§ **SHORT TASK**: Provide the number of lines where the word "heading" occurs, and no other text.

══ SUPPLIED MATERIAL ══

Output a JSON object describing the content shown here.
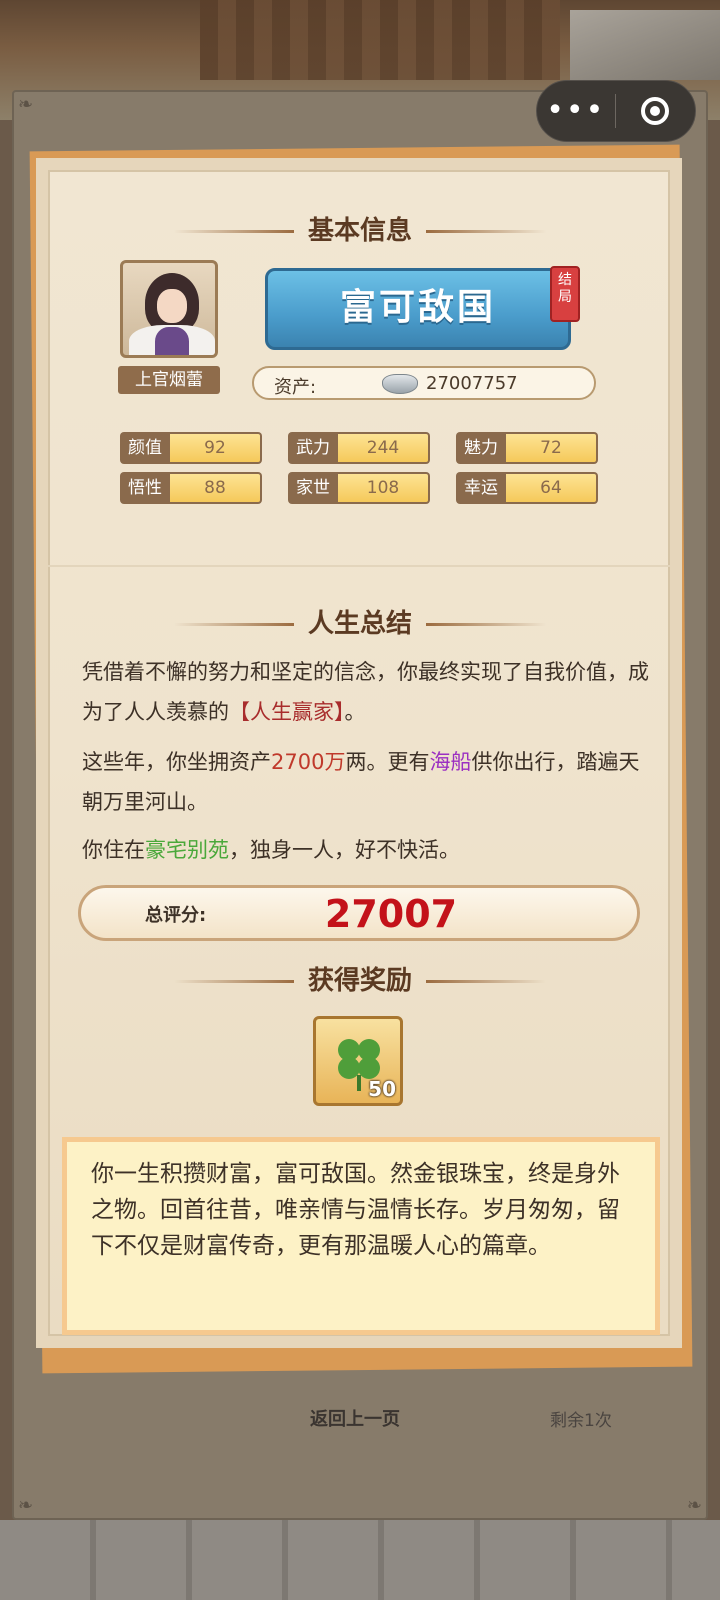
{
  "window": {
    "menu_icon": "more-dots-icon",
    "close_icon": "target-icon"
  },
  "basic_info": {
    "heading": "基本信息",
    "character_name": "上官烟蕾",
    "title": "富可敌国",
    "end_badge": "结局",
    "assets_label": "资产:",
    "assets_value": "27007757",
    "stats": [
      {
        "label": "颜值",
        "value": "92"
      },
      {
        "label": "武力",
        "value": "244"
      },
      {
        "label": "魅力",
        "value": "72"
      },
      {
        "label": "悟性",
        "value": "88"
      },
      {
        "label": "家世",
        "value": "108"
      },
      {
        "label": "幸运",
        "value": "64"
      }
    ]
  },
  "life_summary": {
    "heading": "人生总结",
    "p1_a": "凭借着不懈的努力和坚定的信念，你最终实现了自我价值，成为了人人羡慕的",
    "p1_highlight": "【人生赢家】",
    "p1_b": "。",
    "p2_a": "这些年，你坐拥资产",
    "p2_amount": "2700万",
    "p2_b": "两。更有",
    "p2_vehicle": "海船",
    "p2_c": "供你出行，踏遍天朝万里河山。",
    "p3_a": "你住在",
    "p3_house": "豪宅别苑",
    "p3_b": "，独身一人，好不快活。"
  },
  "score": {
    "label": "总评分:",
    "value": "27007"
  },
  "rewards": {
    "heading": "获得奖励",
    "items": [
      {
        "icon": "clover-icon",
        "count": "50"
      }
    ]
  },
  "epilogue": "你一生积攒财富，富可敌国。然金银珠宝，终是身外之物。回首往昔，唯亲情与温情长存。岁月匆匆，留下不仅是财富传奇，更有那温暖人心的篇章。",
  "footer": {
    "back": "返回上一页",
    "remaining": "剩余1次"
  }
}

═══
══ SUPPLIED MATERIAL ══

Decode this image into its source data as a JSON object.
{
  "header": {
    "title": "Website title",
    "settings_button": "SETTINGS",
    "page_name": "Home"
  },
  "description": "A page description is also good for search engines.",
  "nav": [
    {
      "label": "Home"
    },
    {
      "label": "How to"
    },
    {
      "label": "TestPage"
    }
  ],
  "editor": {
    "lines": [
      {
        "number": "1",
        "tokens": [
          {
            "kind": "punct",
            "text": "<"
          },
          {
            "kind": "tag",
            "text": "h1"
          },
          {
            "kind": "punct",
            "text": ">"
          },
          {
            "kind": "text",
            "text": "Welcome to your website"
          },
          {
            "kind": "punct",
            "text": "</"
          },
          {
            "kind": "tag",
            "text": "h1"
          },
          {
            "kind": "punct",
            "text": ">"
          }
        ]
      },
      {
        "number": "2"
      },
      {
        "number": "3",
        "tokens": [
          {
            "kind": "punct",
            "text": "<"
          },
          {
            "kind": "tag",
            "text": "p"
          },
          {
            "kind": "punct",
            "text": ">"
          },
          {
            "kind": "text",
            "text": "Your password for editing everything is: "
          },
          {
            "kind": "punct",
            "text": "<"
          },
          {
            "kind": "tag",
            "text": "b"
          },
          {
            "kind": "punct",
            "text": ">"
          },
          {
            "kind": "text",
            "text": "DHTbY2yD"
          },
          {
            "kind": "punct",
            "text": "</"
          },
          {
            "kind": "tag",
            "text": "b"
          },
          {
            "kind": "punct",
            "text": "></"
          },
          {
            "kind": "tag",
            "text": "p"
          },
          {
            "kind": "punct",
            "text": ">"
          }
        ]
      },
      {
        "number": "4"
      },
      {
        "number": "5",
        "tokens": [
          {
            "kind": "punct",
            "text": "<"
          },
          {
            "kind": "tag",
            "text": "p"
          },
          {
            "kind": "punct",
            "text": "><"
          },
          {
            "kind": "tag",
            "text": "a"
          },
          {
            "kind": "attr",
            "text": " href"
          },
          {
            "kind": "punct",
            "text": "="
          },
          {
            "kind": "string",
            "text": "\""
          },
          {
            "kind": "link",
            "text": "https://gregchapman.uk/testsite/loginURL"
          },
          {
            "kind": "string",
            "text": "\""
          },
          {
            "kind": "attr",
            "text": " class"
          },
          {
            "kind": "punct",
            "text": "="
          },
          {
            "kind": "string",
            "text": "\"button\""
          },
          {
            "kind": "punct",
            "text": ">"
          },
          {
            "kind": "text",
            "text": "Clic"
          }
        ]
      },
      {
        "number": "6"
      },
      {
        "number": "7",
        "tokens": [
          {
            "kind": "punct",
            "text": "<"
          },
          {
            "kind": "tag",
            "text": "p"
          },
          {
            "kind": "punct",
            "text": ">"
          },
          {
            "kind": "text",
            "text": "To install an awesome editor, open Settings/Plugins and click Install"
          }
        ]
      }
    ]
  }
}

═══

§ **FINAL ANSWER**: 3